[Begin]

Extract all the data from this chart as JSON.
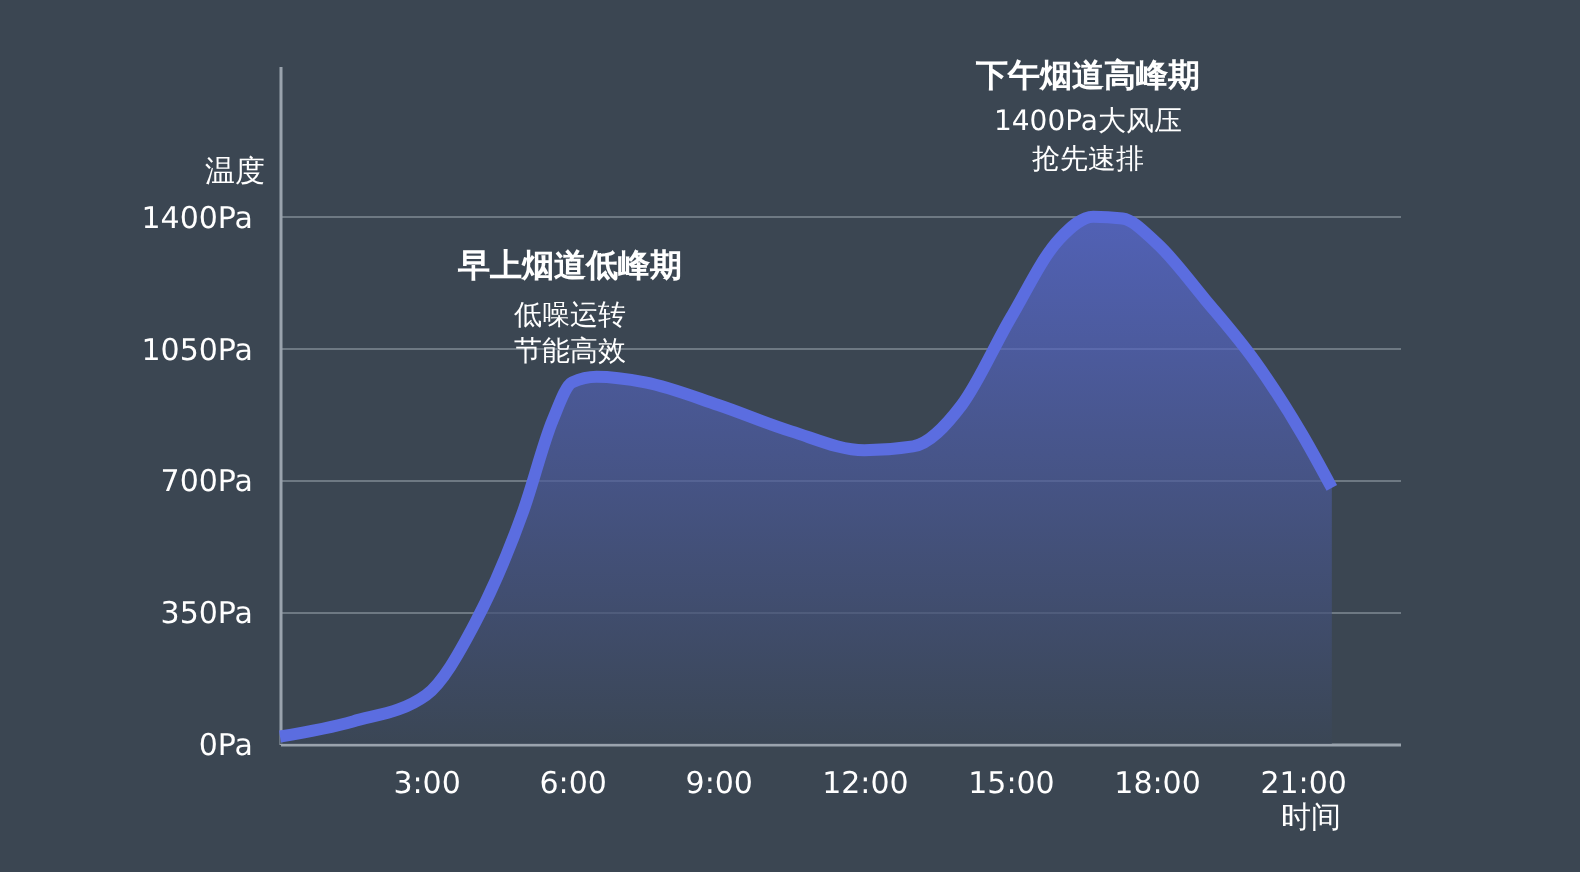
{
  "chart_data": {
    "type": "area",
    "xlabel": "时间",
    "ylabel": "温度",
    "x": [
      0,
      1.5,
      3,
      4,
      5,
      5.6,
      6,
      6.5,
      7.5,
      9,
      10.5,
      12,
      13,
      14,
      15,
      16,
      16.7,
      17.3,
      18,
      19,
      20,
      21,
      21.6
    ],
    "series": [
      {
        "color": "#5b6de0",
        "values": [
          20,
          60,
          130,
          320,
          620,
          860,
          960,
          975,
          960,
          900,
          830,
          780,
          790,
          900,
          1130,
          1340,
          1400,
          1395,
          1330,
          1180,
          1020,
          820,
          680
        ]
      }
    ],
    "xlim": [
      0,
      23
    ],
    "ylim": [
      0,
      1800
    ],
    "xticks": [
      {
        "value": 3,
        "label": "3:00"
      },
      {
        "value": 6,
        "label": "6:00"
      },
      {
        "value": 9,
        "label": "9:00"
      },
      {
        "value": 12,
        "label": "12:00"
      },
      {
        "value": 15,
        "label": "15:00"
      },
      {
        "value": 18,
        "label": "18:00"
      },
      {
        "value": 21,
        "label": "21:00"
      }
    ],
    "yticks": [
      {
        "value": 0,
        "label": "0Pa"
      },
      {
        "value": 350,
        "label": "350Pa"
      },
      {
        "value": 700,
        "label": "700Pa"
      },
      {
        "value": 1050,
        "label": "1050Pa"
      },
      {
        "value": 1400,
        "label": "1400Pa"
      }
    ],
    "grid": "y",
    "annotations": [
      "早上烟道低峰期",
      "低噪运转",
      "节能高效",
      "下午烟道高峰期",
      "1400Pa大风压",
      "抢先速排"
    ]
  }
}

[End]

Written request:
Write out each entry exactly as given, omitting any picture.

Task output:
Extract all the data from this chart as JSON.
{
  "chart_data": {
    "type": "area",
    "xlabel": "时间",
    "ylabel": "温度",
    "x": [
      0,
      1.5,
      3,
      4,
      5,
      5.6,
      6,
      6.5,
      7.5,
      9,
      10.5,
      12,
      13,
      14,
      15,
      16,
      16.7,
      17.3,
      18,
      19,
      20,
      21,
      21.6
    ],
    "series": [
      {
        "color": "#5b6de0",
        "values": [
          20,
          60,
          130,
          320,
          620,
          860,
          960,
          975,
          960,
          900,
          830,
          780,
          790,
          900,
          1130,
          1340,
          1400,
          1395,
          1330,
          1180,
          1020,
          820,
          680
        ]
      }
    ],
    "xlim": [
      0,
      23
    ],
    "ylim": [
      0,
      1800
    ],
    "xticks": [
      {
        "value": 3,
        "label": "3:00"
      },
      {
        "value": 6,
        "label": "6:00"
      },
      {
        "value": 9,
        "label": "9:00"
      },
      {
        "value": 12,
        "label": "12:00"
      },
      {
        "value": 15,
        "label": "15:00"
      },
      {
        "value": 18,
        "label": "18:00"
      },
      {
        "value": 21,
        "label": "21:00"
      }
    ],
    "yticks": [
      {
        "value": 0,
        "label": "0Pa"
      },
      {
        "value": 350,
        "label": "350Pa"
      },
      {
        "value": 700,
        "label": "700Pa"
      },
      {
        "value": 1050,
        "label": "1050Pa"
      },
      {
        "value": 1400,
        "label": "1400Pa"
      }
    ],
    "grid": "y",
    "annotations": [
      "早上烟道低峰期",
      "低噪运转",
      "节能高效",
      "下午烟道高峰期",
      "1400Pa大风压",
      "抢先速排"
    ]
  }
}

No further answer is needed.